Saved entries
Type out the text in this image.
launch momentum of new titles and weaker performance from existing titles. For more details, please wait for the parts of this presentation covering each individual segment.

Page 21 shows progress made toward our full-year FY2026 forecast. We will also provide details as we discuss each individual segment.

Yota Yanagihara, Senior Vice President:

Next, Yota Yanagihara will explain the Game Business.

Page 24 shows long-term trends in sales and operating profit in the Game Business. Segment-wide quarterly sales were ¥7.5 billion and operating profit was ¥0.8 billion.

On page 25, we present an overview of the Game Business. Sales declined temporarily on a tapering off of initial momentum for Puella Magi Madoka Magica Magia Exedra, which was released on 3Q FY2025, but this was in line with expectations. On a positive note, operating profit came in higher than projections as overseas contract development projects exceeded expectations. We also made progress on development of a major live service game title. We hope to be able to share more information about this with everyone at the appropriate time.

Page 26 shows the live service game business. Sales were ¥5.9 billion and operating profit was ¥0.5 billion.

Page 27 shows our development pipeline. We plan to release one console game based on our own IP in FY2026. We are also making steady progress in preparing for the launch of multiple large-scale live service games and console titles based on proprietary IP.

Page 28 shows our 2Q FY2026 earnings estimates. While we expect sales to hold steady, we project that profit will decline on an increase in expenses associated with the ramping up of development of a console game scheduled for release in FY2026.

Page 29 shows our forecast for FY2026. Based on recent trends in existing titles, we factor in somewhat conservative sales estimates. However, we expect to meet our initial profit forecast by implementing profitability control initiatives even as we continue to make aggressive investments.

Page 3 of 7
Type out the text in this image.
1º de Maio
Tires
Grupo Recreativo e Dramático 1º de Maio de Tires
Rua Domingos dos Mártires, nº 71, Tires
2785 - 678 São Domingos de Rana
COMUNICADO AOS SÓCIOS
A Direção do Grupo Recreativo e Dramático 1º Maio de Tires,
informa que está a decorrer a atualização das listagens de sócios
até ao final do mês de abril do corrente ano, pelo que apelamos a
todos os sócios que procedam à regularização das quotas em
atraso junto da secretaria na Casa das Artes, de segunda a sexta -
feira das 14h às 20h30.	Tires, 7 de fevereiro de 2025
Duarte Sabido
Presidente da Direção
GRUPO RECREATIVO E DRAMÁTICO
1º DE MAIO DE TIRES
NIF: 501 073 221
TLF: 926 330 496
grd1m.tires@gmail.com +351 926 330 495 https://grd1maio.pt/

_Exercise directions_: Repeat all the records. Match each line exactly.

_Written reply_:
Type out the text in this image.
launch momentum of new titles and weaker performance from existing titles. For more details, please wait for the parts of this presentation covering each individual segment.

Page 21 shows progress made toward our full-year FY2026 forecast. We will also provide details as we discuss each individual segment.

Yota Yanagihara, Senior Vice President:

Next, Yota Yanagihara will explain the Game Business.

Page 24 shows long-term trends in sales and operating profit in the Game Business. Segment-wide quarterly sales were ¥7.5 billion and operating profit was ¥0.8 billion.

On page 25, we present an overview of the Game Business. Sales declined temporarily on a tapering off of initial momentum for Puella Magi Madoka Magica Magia Exedra, which was released on 3Q FY2025, but this was in line with expectations. On a positive note, operating profit came in higher than projections as overseas contract development projects exceeded expectations. We also made progress on development of a major live service game title. We hope to be able to share more information about this with everyone at the appropriate time.

Page 26 shows the live service game business. Sales were ¥5.9 billion and operating profit was ¥0.5 billion.

Page 27 shows our development pipeline. We plan to release one console game based on our own IP in FY2026. We are also making steady progress in preparing for the launch of multiple large-scale live service games and console titles based on proprietary IP.

Page 28 shows our 2Q FY2026 earnings estimates. While we expect sales to hold steady, we project that profit will decline on an increase in expenses associated with the ramping up of development of a console game scheduled for release in FY2026.

Page 29 shows our forecast for FY2026. Based on recent trends in existing titles, we factor in somewhat conservative sales estimates. However, we expect to meet our initial profit forecast by implementing profitability control initiatives even as we continue to make aggressive investments.

Page 3 of 7
Type out the text in this image.
1º de Maio
Tires
Grupo Recreativo e Dramático 1º de Maio de Tires
Rua Domingos dos Mártires, nº 71, Tires
2785 - 678 São Domingos de Rana
COMUNICADO AOS SÓCIOS
A Direção do Grupo Recreativo e Dramático 1º Maio de Tires,
informa que está a decorrer a atualização das listagens de sócios
até ao final do mês de abril do corrente ano, pelo que apelamos a
todos os sócios que procedam à regularização das quotas em
atraso junto da secretaria na Casa das Artes, de segunda a sexta -
feira das 14h às 20h30.	Tires, 7 de fevereiro de 2025
Duarte Sabido
Presidente da Direção
GRUPO RECREATIVO E DRAMÁTICO
1º DE MAIO DE TIRES
NIF: 501 073 221
TLF: 926 330 496
grd1m.tires@gmail.com +351 926 330 495 https://grd1maio.pt/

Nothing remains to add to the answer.